◆ YOUR OBJECTIVE ◆
Reproduce all of the data below without alteration; exclude every picture.

◆ RECORDS SHOWN ◆
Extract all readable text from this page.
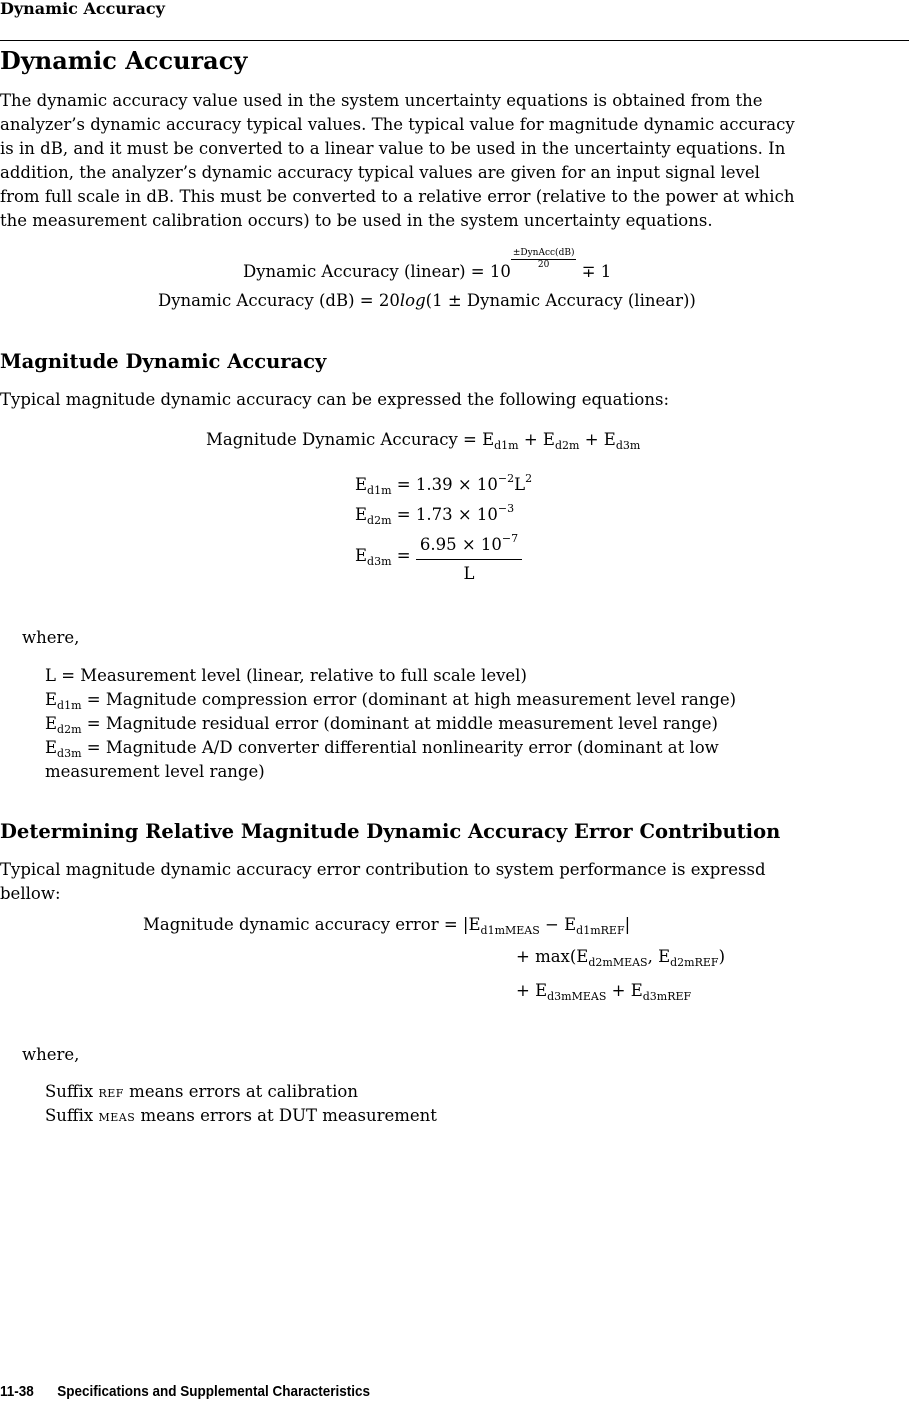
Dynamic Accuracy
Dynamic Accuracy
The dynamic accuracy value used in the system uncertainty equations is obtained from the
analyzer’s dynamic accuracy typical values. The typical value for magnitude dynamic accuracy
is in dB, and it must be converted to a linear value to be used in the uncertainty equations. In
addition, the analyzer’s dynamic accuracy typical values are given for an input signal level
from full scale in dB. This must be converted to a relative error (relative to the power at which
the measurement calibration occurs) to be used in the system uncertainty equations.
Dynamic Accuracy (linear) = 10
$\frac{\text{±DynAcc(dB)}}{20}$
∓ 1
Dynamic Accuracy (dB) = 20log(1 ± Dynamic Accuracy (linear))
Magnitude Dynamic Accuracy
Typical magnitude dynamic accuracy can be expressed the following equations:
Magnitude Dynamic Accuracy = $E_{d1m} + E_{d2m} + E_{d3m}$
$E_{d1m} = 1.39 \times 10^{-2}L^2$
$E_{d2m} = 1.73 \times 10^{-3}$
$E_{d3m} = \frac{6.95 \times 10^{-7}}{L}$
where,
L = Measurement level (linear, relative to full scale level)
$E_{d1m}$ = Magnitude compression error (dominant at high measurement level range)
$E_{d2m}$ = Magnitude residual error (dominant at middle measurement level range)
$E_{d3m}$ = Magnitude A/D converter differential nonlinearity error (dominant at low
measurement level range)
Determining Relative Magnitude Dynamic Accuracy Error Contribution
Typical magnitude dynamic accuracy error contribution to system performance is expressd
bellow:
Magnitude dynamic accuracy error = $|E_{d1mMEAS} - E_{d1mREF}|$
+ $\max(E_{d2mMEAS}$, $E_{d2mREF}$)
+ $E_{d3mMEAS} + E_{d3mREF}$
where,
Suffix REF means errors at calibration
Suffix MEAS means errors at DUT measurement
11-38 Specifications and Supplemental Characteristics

◆ ANSWER TO THE TASK ◆
Extract all readable text from this page.
Dynamic Accuracy
Dynamic Accuracy
The dynamic accuracy value used in the system uncertainty equations is obtained from the
analyzer’s dynamic accuracy typical values. The typical value for magnitude dynamic accuracy
is in dB, and it must be converted to a linear value to be used in the uncertainty equations. In
addition, the analyzer’s dynamic accuracy typical values are given for an input signal level
from full scale in dB. This must be converted to a relative error (relative to the power at which
the measurement calibration occurs) to be used in the system uncertainty equations.
Dynamic Accuracy (linear) = 10
$\frac{\text{±DynAcc(dB)}}{20}$
∓ 1
Dynamic Accuracy (dB) = 20log(1 ± Dynamic Accuracy (linear))
Magnitude Dynamic Accuracy
Typical magnitude dynamic accuracy can be expressed the following equations:
Magnitude Dynamic Accuracy = $E_{d1m} + E_{d2m} + E_{d3m}$
$E_{d1m} = 1.39 \times 10^{-2}L^2$
$E_{d2m} = 1.73 \times 10^{-3}$
$E_{d3m} = \frac{6.95 \times 10^{-7}}{L}$
where,
L = Measurement level (linear, relative to full scale level)
$E_{d1m}$ = Magnitude compression error (dominant at high measurement level range)
$E_{d2m}$ = Magnitude residual error (dominant at middle measurement level range)
$E_{d3m}$ = Magnitude A/D converter differential nonlinearity error (dominant at low
measurement level range)
Determining Relative Magnitude Dynamic Accuracy Error Contribution
Typical magnitude dynamic accuracy error contribution to system performance is expressd
bellow:
Magnitude dynamic accuracy error = $|E_{d1mMEAS} - E_{d1mREF}|$
+ $\max(E_{d2mMEAS}$, $E_{d2mREF}$)
+ $E_{d3mMEAS} + E_{d3mREF}$
where,
Suffix REF means errors at calibration
Suffix MEAS means errors at DUT measurement
11-38 Specifications and Supplemental Characteristics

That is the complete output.